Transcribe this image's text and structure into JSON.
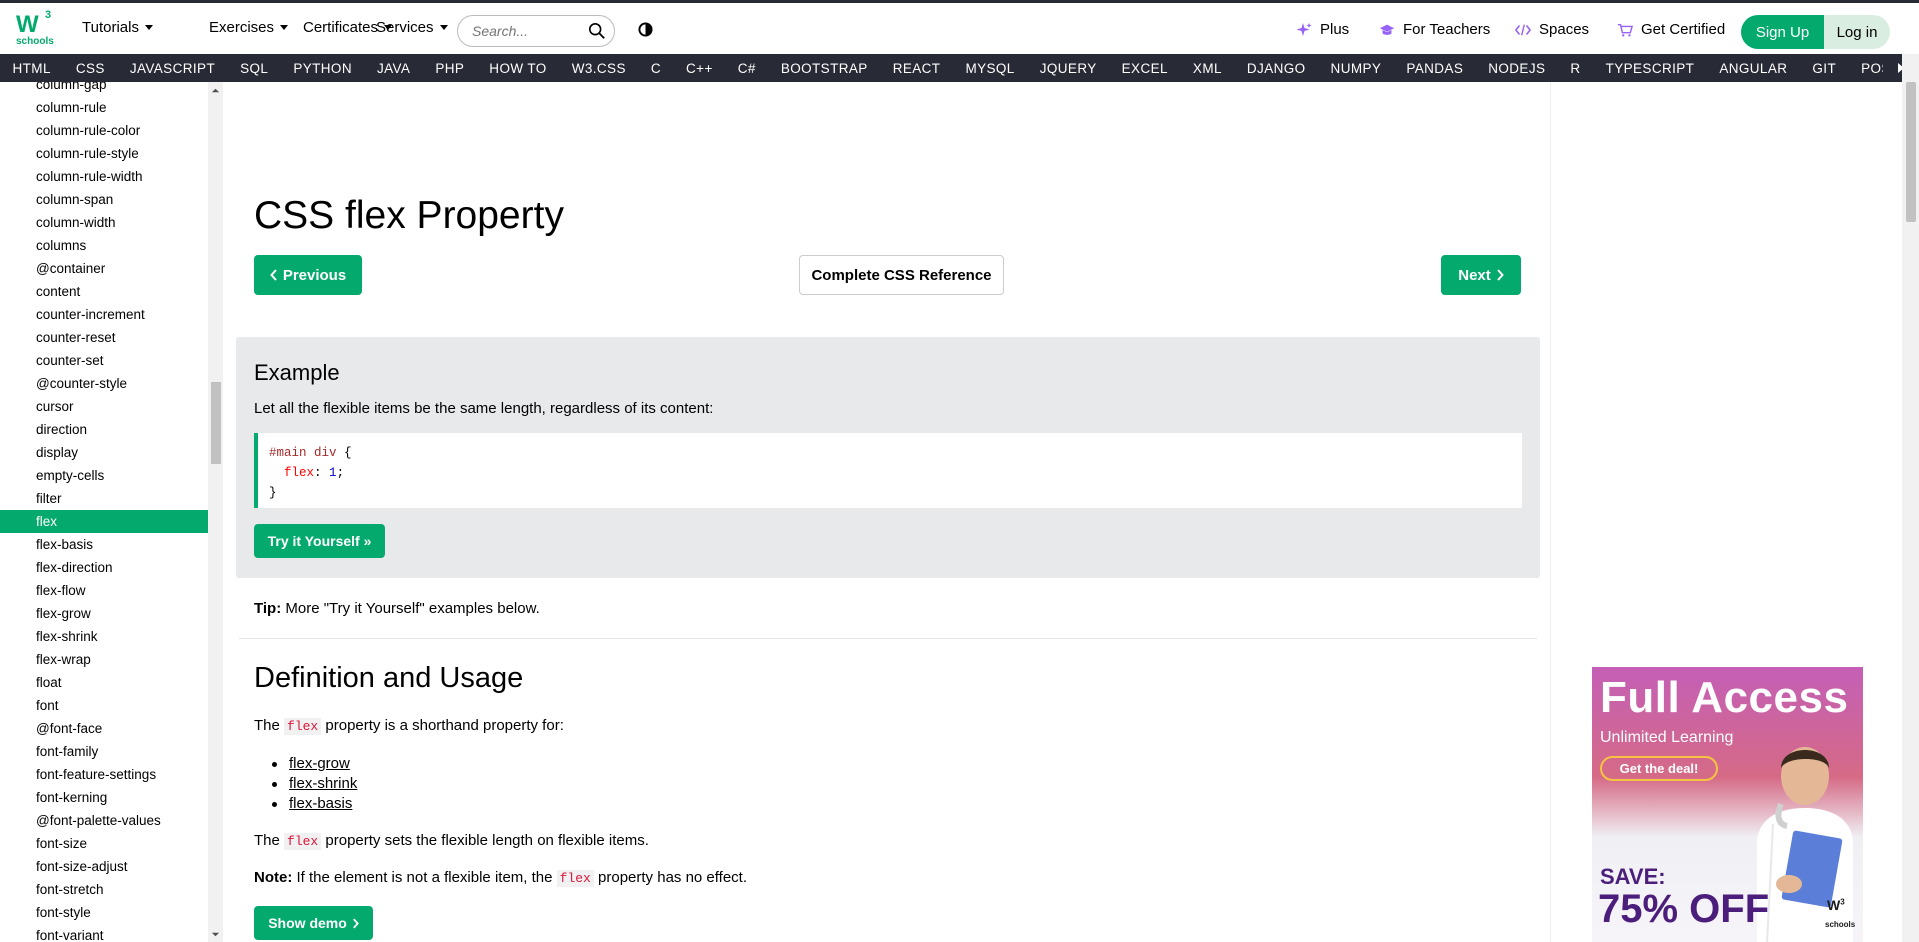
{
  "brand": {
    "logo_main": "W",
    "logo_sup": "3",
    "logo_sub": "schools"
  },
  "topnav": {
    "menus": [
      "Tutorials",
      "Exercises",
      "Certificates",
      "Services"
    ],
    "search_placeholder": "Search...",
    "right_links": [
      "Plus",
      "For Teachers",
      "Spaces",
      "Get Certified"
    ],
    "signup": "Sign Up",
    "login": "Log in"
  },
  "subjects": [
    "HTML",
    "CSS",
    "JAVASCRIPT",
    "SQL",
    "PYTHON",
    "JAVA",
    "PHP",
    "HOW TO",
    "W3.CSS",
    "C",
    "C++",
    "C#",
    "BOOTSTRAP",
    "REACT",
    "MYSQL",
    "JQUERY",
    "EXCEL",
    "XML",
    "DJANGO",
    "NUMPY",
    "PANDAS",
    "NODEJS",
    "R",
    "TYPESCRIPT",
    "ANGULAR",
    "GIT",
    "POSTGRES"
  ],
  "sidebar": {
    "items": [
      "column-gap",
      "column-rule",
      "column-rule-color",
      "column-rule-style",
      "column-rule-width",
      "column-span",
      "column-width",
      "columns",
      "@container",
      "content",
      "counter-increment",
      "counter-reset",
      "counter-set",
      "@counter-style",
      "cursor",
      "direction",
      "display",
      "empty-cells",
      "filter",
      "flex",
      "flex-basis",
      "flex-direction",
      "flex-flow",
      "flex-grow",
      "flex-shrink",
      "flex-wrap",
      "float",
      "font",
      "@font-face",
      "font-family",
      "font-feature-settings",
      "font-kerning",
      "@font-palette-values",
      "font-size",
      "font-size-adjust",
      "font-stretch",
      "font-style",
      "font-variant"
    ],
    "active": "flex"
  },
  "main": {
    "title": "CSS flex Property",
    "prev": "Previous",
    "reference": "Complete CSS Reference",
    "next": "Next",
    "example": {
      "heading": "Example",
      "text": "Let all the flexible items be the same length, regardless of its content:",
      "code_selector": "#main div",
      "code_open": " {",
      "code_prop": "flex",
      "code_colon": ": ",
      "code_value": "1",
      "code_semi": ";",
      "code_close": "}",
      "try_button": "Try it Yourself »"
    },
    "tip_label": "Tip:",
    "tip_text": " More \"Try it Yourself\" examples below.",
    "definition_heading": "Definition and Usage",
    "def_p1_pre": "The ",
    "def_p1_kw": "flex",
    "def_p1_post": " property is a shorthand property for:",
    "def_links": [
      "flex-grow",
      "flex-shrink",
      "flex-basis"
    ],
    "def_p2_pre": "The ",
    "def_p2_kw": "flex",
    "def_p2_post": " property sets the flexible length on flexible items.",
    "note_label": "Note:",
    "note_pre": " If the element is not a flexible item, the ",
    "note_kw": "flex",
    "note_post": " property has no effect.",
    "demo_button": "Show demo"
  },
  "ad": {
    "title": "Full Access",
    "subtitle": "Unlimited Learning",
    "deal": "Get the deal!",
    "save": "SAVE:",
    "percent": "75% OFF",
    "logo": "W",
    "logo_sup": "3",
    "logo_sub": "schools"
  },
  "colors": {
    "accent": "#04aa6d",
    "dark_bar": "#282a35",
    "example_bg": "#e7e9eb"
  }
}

» **WORK TO BE COMPLETED**: Check each line above for the string "rule", then copy the ones that have it.

» **RESPONSE FOR THIS EXERCISE**:
      "column-rule",
      "column-rule-color",
      "column-rule-style",
      "column-rule-width",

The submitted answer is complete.